• **Your goal**
Every line that holds the string "costumers" is to be identified and copied.

• **Extracted entries**
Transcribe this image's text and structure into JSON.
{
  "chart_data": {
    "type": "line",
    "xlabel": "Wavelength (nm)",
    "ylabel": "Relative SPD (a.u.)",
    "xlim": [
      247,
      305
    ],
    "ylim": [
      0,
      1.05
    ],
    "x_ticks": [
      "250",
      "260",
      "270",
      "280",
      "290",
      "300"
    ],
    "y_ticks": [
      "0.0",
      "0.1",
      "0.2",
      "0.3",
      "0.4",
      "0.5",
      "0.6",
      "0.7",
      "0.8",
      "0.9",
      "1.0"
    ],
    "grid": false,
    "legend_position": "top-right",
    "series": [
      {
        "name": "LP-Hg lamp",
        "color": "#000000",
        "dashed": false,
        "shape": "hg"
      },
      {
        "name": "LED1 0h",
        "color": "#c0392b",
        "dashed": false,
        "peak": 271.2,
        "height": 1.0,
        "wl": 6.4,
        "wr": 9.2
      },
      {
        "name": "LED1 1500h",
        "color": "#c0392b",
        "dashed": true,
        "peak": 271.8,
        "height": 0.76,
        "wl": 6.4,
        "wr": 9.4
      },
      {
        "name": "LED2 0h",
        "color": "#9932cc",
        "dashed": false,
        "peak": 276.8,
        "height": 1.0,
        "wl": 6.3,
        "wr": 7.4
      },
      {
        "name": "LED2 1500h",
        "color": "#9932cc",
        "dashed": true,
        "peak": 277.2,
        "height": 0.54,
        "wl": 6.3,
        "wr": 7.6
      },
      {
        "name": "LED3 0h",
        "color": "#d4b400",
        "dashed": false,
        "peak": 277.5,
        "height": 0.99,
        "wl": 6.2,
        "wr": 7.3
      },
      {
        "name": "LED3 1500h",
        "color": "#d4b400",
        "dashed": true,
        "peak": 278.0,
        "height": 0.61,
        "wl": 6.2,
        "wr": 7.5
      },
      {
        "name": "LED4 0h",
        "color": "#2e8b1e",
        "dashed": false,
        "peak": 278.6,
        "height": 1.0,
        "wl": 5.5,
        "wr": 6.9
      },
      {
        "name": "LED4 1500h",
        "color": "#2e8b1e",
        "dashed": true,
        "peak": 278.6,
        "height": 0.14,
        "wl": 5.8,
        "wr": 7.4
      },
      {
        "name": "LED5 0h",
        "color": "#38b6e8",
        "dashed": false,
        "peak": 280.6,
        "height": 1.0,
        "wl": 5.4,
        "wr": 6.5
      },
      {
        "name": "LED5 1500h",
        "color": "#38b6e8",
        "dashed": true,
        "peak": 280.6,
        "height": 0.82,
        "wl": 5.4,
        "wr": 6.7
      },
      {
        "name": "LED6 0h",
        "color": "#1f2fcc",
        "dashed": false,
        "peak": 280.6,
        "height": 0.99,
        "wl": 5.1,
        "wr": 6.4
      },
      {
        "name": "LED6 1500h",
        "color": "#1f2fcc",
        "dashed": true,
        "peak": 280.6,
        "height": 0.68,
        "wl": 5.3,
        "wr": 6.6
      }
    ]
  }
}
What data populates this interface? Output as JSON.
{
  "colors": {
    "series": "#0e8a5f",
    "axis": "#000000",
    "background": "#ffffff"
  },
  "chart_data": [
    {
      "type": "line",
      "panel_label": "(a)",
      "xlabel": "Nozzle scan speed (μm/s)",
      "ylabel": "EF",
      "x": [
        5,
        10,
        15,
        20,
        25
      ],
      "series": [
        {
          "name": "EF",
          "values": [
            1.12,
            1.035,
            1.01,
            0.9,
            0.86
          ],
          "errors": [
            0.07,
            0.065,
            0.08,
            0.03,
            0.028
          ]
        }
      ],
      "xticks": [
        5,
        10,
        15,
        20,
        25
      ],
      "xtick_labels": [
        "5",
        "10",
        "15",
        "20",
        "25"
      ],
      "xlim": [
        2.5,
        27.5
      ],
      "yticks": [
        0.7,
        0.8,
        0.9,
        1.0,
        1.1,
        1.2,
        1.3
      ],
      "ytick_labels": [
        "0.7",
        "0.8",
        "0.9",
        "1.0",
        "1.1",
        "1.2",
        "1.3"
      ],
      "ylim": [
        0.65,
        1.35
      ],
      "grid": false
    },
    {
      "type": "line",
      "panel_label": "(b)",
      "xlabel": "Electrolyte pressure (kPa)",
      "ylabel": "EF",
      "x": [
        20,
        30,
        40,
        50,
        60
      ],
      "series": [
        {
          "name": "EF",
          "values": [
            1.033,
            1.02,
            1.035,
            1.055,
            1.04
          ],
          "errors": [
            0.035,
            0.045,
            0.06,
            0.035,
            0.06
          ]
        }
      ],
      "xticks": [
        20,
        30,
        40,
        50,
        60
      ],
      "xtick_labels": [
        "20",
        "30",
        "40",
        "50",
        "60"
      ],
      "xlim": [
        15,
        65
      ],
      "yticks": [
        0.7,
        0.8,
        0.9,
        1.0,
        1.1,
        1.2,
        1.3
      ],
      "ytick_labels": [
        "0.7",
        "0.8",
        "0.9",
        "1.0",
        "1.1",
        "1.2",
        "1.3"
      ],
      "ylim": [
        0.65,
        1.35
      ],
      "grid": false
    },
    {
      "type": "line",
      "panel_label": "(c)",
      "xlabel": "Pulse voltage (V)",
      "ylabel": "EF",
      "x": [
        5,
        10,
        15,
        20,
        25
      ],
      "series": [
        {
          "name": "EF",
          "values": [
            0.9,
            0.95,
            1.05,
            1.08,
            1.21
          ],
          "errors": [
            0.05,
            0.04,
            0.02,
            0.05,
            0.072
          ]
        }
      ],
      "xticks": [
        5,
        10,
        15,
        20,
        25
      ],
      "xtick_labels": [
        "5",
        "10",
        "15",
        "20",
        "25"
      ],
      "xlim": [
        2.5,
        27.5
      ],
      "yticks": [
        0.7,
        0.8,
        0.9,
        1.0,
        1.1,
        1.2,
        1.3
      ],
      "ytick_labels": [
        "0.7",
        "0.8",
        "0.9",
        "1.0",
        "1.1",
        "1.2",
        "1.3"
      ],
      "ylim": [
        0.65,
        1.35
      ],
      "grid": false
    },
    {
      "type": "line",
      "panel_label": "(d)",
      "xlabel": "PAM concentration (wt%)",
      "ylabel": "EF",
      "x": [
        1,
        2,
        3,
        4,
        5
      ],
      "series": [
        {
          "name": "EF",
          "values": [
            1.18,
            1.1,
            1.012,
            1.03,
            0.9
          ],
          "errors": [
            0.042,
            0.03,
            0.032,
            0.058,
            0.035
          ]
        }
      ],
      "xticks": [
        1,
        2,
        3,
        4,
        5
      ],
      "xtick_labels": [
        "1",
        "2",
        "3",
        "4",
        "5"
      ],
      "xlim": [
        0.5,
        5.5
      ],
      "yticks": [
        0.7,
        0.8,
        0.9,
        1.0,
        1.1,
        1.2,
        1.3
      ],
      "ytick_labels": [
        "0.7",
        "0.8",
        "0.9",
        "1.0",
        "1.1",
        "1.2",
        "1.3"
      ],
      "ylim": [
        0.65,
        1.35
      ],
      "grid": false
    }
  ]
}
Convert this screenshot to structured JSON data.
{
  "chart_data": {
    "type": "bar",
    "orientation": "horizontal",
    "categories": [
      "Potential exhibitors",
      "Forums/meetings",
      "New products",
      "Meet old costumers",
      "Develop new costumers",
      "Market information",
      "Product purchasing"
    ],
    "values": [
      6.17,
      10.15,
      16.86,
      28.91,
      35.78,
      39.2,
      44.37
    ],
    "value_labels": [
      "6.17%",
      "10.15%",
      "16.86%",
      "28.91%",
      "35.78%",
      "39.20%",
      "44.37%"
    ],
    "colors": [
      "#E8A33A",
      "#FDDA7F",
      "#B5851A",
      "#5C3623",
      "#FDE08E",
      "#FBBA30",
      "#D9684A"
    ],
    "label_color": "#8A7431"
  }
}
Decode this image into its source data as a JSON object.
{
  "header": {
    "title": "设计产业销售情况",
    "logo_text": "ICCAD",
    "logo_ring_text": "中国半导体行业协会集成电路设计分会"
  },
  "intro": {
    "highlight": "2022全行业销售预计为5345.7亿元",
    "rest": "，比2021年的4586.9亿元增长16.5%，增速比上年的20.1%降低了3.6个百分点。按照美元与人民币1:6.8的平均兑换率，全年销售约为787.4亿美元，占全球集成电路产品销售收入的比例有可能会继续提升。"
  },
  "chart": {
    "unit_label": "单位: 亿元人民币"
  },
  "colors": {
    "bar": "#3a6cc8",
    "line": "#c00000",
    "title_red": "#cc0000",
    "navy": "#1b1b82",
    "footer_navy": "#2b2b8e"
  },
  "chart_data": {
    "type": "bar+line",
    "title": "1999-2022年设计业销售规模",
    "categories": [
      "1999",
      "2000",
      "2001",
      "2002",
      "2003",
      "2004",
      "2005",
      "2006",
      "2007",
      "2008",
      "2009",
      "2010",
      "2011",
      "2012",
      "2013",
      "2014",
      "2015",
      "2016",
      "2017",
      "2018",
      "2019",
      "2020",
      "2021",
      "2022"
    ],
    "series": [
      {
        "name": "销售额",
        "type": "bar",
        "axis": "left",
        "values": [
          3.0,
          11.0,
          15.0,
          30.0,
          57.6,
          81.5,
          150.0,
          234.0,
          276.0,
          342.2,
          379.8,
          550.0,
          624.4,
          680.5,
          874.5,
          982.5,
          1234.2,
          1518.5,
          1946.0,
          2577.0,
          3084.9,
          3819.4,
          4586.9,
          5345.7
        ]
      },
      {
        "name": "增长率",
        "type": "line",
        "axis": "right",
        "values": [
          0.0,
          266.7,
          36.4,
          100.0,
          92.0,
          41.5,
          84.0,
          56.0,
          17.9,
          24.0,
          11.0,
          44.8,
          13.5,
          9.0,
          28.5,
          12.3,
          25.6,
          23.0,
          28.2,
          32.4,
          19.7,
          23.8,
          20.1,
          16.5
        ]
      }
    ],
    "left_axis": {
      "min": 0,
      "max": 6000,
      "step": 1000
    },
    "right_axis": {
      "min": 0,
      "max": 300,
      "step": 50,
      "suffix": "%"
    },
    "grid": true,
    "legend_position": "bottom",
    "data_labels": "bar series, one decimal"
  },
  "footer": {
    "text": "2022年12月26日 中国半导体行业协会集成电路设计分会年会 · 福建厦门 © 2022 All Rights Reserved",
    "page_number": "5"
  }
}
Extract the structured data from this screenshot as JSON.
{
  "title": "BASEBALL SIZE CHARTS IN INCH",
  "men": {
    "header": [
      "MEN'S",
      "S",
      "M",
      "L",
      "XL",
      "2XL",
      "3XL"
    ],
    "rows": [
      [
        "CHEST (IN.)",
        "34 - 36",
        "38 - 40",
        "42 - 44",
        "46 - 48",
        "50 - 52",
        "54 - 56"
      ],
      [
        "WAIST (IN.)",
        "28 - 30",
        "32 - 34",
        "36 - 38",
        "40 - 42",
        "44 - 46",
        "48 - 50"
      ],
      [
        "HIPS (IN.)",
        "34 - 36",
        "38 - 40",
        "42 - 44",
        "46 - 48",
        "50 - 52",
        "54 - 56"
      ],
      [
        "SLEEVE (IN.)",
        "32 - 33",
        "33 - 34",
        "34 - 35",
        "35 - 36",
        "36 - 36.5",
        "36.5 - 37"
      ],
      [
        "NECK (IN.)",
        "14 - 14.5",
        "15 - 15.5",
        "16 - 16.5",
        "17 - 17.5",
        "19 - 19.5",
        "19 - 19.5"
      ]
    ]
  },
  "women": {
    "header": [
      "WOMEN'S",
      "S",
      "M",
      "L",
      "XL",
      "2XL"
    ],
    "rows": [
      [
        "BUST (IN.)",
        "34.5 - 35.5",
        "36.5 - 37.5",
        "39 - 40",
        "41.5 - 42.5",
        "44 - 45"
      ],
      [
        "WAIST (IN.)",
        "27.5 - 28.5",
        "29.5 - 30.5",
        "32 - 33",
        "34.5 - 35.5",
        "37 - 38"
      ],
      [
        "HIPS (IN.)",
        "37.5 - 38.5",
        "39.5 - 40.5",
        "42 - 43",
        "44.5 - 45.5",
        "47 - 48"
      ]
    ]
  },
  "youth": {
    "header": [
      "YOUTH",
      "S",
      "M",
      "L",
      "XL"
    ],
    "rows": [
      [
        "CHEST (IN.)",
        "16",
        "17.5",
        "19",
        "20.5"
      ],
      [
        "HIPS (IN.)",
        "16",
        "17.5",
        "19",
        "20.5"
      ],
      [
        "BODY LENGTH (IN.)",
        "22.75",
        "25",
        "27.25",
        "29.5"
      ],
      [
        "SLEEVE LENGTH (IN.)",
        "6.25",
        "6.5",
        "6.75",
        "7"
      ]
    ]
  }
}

• **Reply**
      "Meet old costumers",
      "Develop new costumers",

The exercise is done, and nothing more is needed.